WHAT YOU WILL DO: Write out each line exactly as it stands, please.

▬▬▬▬▬▬▬▬▬▬

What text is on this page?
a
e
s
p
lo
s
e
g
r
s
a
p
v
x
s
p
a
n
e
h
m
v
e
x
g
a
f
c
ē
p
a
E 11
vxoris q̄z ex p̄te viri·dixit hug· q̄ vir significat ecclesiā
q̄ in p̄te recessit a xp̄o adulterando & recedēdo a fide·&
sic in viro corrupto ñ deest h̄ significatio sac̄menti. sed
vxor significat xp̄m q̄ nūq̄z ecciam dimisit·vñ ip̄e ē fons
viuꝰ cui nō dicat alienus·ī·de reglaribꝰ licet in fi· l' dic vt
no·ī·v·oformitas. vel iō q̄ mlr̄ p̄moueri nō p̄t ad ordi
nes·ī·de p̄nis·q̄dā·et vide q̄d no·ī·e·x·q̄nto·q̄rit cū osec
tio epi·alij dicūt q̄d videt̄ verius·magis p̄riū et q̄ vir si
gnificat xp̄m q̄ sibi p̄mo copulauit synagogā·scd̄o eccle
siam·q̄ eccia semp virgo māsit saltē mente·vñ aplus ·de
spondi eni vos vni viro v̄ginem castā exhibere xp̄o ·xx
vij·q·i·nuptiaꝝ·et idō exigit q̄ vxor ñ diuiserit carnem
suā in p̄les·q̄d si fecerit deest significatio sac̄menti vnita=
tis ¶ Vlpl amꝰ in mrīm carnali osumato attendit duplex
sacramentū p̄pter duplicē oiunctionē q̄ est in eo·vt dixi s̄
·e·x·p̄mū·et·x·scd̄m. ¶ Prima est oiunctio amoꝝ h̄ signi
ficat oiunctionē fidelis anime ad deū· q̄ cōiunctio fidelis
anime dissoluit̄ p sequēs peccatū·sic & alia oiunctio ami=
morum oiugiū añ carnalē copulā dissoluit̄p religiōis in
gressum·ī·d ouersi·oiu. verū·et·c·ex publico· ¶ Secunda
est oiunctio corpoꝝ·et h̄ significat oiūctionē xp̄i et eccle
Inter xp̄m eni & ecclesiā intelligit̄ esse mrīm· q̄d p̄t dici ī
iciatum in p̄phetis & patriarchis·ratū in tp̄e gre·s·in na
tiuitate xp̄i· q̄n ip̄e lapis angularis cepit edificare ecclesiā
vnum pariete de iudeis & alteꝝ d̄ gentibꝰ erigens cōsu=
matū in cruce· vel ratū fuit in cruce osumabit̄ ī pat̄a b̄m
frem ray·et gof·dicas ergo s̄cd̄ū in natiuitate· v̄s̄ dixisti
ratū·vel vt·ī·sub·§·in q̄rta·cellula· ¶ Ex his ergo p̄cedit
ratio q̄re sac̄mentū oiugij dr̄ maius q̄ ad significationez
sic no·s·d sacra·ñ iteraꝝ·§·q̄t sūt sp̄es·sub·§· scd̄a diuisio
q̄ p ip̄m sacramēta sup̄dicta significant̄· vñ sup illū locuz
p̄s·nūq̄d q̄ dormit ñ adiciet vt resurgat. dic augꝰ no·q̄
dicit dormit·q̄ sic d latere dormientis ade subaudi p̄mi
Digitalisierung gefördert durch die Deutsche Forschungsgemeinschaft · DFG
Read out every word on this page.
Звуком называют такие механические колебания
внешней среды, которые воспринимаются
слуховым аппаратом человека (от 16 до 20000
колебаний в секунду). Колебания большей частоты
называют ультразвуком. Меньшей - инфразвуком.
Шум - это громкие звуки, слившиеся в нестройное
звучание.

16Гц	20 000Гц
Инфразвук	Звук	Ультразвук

▬▬▬▬▬▬▬▬▬▬

TASK ANSWER:
What text is on this page?
a
e
s
p
lo
s
e
g
r
s
a
p
v
x
s
p
a
n
e
h
m
v
e
x
g
a
f
c
ē
p
a
E 11
vxoris q̄z ex p̄te viri·dixit hug· q̄ vir significat ecclesiā
q̄ in p̄te recessit a xp̄o adulterando & recedēdo a fide·&
sic in viro corrupto ñ deest h̄ significatio sac̄menti. sed
vxor significat xp̄m q̄ nūq̄z ecciam dimisit·vñ ip̄e ē fons
viuꝰ cui nō dicat alienus·ī·de reglaribꝰ licet in fi· l' dic vt
no·ī·v·oformitas. vel iō q̄ mlr̄ p̄moueri nō p̄t ad ordi
nes·ī·de p̄nis·q̄dā·et vide q̄d no·ī·e·x·q̄nto·q̄rit cū osec
tio epi·alij dicūt q̄d videt̄ verius·magis p̄riū et q̄ vir si
gnificat xp̄m q̄ sibi p̄mo copulauit synagogā·scd̄o eccle
siam·q̄ eccia semp virgo māsit saltē mente·vñ aplus ·de
spondi eni vos vni viro v̄ginem castā exhibere xp̄o ·xx
vij·q·i·nuptiaꝝ·et idō exigit q̄ vxor ñ diuiserit carnem
suā in p̄les·q̄d si fecerit deest significatio sac̄menti vnita=
tis ¶ Vlpl amꝰ in mrīm carnali osumato attendit duplex
sacramentū p̄pter duplicē oiunctionē q̄ est in eo·vt dixi s̄
·e·x·p̄mū·et·x·scd̄m. ¶ Prima est oiunctio amoꝝ h̄ signi
ficat oiunctionē fidelis anime ad deū· q̄ cōiunctio fidelis
anime dissoluit̄ p sequēs peccatū·sic & alia oiunctio ami=
morum oiugiū añ carnalē copulā dissoluit̄p religiōis in
gressum·ī·d ouersi·oiu. verū·et·c·ex publico· ¶ Secunda
est oiunctio corpoꝝ·et h̄ significat oiūctionē xp̄i et eccle
Inter xp̄m eni & ecclesiā intelligit̄ esse mrīm· q̄d p̄t dici ī
iciatum in p̄phetis & patriarchis·ratū in tp̄e gre·s·in na
tiuitate xp̄i· q̄n ip̄e lapis angularis cepit edificare ecclesiā
vnum pariete de iudeis & alteꝝ d̄ gentibꝰ erigens cōsu=
matū in cruce· vel ratū fuit in cruce osumabit̄ ī pat̄a b̄m
frem ray·et gof·dicas ergo s̄cd̄ū in natiuitate· v̄s̄ dixisti
ratū·vel vt·ī·sub·§·in q̄rta·cellula· ¶ Ex his ergo p̄cedit
ratio q̄re sac̄mentū oiugij dr̄ maius q̄ ad significationez
sic no·s·d sacra·ñ iteraꝝ·§·q̄t sūt sp̄es·sub·§· scd̄a diuisio
q̄ p ip̄m sacramēta sup̄dicta significant̄· vñ sup illū locuz
p̄s·nūq̄d q̄ dormit ñ adiciet vt resurgat. dic augꝰ no·q̄
dicit dormit·q̄ sic d latere dormientis ade subaudi p̄mi
Digitalisierung gefördert durch die Deutsche Forschungsgemeinschaft · DFG
Read out every word on this page.
Звуком называют такие механические колебания
внешней среды, которые воспринимаются
слуховым аппаратом человека (от 16 до 20000
колебаний в секунду). Колебания большей частоты
называют ультразвуком. Меньшей - инфразвуком.
Шум - это громкие звуки, слившиеся в нестройное
звучание.

16Гц	20 000Гц
Инфразвук	Звук	Ультразвук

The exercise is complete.